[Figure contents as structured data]
** START **

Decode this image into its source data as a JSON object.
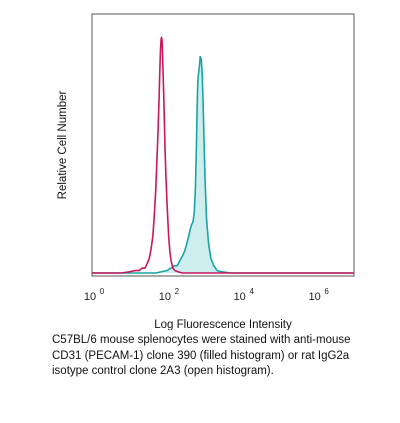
{
  "chart_data": {
    "type": "histogram",
    "xlabel": "Log Fluorescence Intensity",
    "ylabel": "Relative Cell Number",
    "x_scale": "log",
    "xlim": [
      1,
      10000000
    ],
    "ylim": [
      0,
      1
    ],
    "x_ticks": [
      {
        "base": "10",
        "exp": "0",
        "value": 1
      },
      {
        "base": "10",
        "exp": "2",
        "value": 100
      },
      {
        "base": "10",
        "exp": "4",
        "value": 10000
      },
      {
        "base": "10",
        "exp": "6",
        "value": 1000000
      }
    ],
    "grid": false,
    "legend": "none",
    "series": [
      {
        "style": "open",
        "color": "#c8175d",
        "x": [
          1,
          6,
          10,
          14,
          18,
          22,
          26,
          30,
          34,
          38,
          42,
          46,
          50,
          54,
          58,
          62,
          64,
          66,
          68,
          70,
          72,
          74,
          76,
          78,
          82,
          86,
          90,
          94,
          100,
          106,
          112,
          120,
          130,
          145,
          165,
          200,
          260,
          400,
          1000,
          10000,
          1000000,
          10000000
        ],
        "y": [
          0.0,
          0.0,
          0.005,
          0.01,
          0.01,
          0.02,
          0.02,
          0.04,
          0.06,
          0.1,
          0.15,
          0.23,
          0.33,
          0.45,
          0.58,
          0.72,
          0.8,
          0.87,
          0.93,
          0.96,
          0.97,
          0.96,
          0.92,
          0.86,
          0.75,
          0.62,
          0.5,
          0.4,
          0.3,
          0.22,
          0.15,
          0.09,
          0.05,
          0.02,
          0.01,
          0.005,
          0.0,
          0.0,
          0.0,
          0.0,
          0.0,
          0.0
        ]
      },
      {
        "style": "filled",
        "color": "#1aa3a3",
        "fill": "#cdeeed",
        "x": [
          1,
          50,
          100,
          130,
          160,
          190,
          220,
          260,
          300,
          340,
          380,
          420,
          460,
          500,
          540,
          580,
          610,
          640,
          660,
          680,
          700,
          740,
          780,
          830,
          880,
          930,
          980,
          1050,
          1150,
          1300,
          1500,
          1800,
          2200,
          3000,
          5000,
          10000,
          1000000,
          10000000
        ],
        "y": [
          0.0,
          0.0,
          0.01,
          0.02,
          0.03,
          0.03,
          0.05,
          0.07,
          0.09,
          0.12,
          0.15,
          0.18,
          0.2,
          0.21,
          0.25,
          0.35,
          0.5,
          0.65,
          0.75,
          0.8,
          0.82,
          0.85,
          0.89,
          0.88,
          0.82,
          0.7,
          0.55,
          0.38,
          0.22,
          0.12,
          0.06,
          0.03,
          0.01,
          0.005,
          0.0,
          0.0,
          0.0,
          0.0
        ]
      }
    ]
  },
  "caption": "C57BL/6 mouse splenocytes were stained with anti-mouse CD31 (PECAM-1) clone 390 (filled histogram) or rat IgG2a isotype control clone 2A3 (open histogram)."
}
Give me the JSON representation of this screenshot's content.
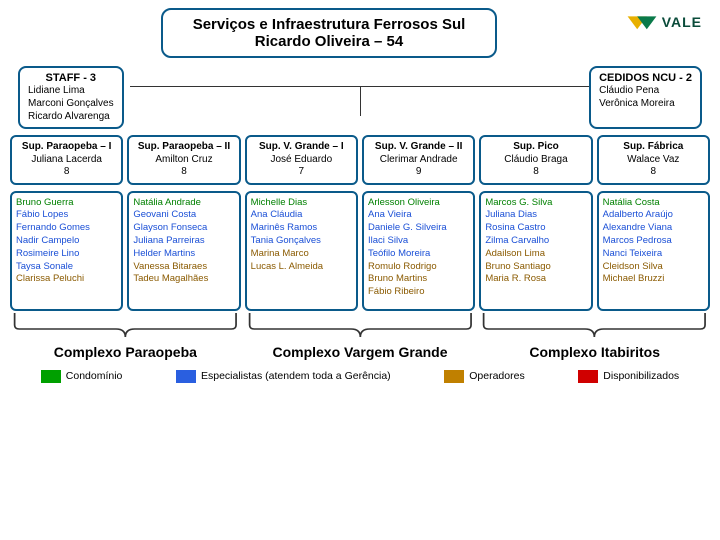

** END **

_Task statement_: In the copy, include all records verbatim but no images.

_Response to the exercise_:
Decode this image into its source data as a JSON object.
{
  "chart_data": {
    "type": "histogram",
    "xlabel": "Log Fluorescence Intensity",
    "ylabel": "Relative Cell Number",
    "x_scale": "log",
    "xlim": [
      1,
      10000000
    ],
    "ylim": [
      0,
      1
    ],
    "x_ticks": [
      {
        "base": "10",
        "exp": "0",
        "value": 1
      },
      {
        "base": "10",
        "exp": "2",
        "value": 100
      },
      {
        "base": "10",
        "exp": "4",
        "value": 10000
      },
      {
        "base": "10",
        "exp": "6",
        "value": 1000000
      }
    ],
    "grid": false,
    "legend": "none",
    "series": [
      {
        "style": "open",
        "color": "#c8175d",
        "x": [
          1,
          6,
          10,
          14,
          18,
          22,
          26,
          30,
          34,
          38,
          42,
          46,
          50,
          54,
          58,
          62,
          64,
          66,
          68,
          70,
          72,
          74,
          76,
          78,
          82,
          86,
          90,
          94,
          100,
          106,
          112,
          120,
          130,
          145,
          165,
          200,
          260,
          400,
          1000,
          10000,
          1000000,
          10000000
        ],
        "y": [
          0.0,
          0.0,
          0.005,
          0.01,
          0.01,
          0.02,
          0.02,
          0.04,
          0.06,
          0.1,
          0.15,
          0.23,
          0.33,
          0.45,
          0.58,
          0.72,
          0.8,
          0.87,
          0.93,
          0.96,
          0.97,
          0.96,
          0.92,
          0.86,
          0.75,
          0.62,
          0.5,
          0.4,
          0.3,
          0.22,
          0.15,
          0.09,
          0.05,
          0.02,
          0.01,
          0.005,
          0.0,
          0.0,
          0.0,
          0.0,
          0.0,
          0.0
        ]
      },
      {
        "style": "filled",
        "color": "#1aa3a3",
        "fill": "#cdeeed",
        "x": [
          1,
          50,
          100,
          130,
          160,
          190,
          220,
          260,
          300,
          340,
          380,
          420,
          460,
          500,
          540,
          580,
          610,
          640,
          660,
          680,
          700,
          740,
          780,
          830,
          880,
          930,
          980,
          1050,
          1150,
          1300,
          1500,
          1800,
          2200,
          3000,
          5000,
          10000,
          1000000,
          10000000
        ],
        "y": [
          0.0,
          0.0,
          0.01,
          0.02,
          0.03,
          0.03,
          0.05,
          0.07,
          0.09,
          0.12,
          0.15,
          0.18,
          0.2,
          0.21,
          0.25,
          0.35,
          0.5,
          0.65,
          0.75,
          0.8,
          0.82,
          0.85,
          0.89,
          0.88,
          0.82,
          0.7,
          0.55,
          0.38,
          0.22,
          0.12,
          0.06,
          0.03,
          0.01,
          0.005,
          0.0,
          0.0,
          0.0,
          0.0
        ]
      }
    ]
  },
  "caption": "C57BL/6 mouse splenocytes were stained with anti-mouse CD31 (PECAM-1) clone 390 (filled histogram) or rat IgG2a isotype control clone 2A3 (open histogram)."
}
Give me the JSON representation of this screenshot's content.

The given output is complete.